Short task:
Return a copy of each line that holds the string "style".

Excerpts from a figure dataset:
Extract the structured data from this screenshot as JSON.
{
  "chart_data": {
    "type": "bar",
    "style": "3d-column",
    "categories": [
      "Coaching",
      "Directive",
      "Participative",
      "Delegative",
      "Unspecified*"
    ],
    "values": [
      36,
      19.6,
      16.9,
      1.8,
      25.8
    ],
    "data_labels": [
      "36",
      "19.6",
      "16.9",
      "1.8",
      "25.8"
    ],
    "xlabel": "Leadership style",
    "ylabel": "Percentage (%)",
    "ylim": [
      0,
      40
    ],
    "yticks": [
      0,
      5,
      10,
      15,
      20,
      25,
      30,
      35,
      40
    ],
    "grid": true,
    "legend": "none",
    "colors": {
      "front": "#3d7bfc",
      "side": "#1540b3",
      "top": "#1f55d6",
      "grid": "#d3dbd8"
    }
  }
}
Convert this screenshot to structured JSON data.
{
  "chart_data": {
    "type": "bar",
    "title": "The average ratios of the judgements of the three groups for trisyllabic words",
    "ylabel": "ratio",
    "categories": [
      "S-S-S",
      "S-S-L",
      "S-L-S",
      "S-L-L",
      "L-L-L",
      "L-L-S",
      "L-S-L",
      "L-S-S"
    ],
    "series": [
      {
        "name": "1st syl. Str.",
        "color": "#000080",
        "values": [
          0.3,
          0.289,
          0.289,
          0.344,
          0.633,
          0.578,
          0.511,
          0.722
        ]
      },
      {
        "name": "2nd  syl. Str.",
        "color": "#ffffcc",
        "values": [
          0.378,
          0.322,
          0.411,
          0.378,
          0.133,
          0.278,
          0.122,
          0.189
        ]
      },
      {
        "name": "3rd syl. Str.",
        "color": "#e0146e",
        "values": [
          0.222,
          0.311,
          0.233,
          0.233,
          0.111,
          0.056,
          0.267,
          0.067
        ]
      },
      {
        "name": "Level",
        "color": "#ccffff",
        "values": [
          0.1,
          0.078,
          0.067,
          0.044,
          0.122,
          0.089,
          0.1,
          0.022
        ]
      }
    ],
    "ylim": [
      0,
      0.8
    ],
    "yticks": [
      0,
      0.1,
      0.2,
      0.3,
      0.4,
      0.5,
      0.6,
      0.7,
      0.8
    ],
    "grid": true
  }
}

Completed task:
    "style": "3d-column",
    "xlabel": "Leadership style",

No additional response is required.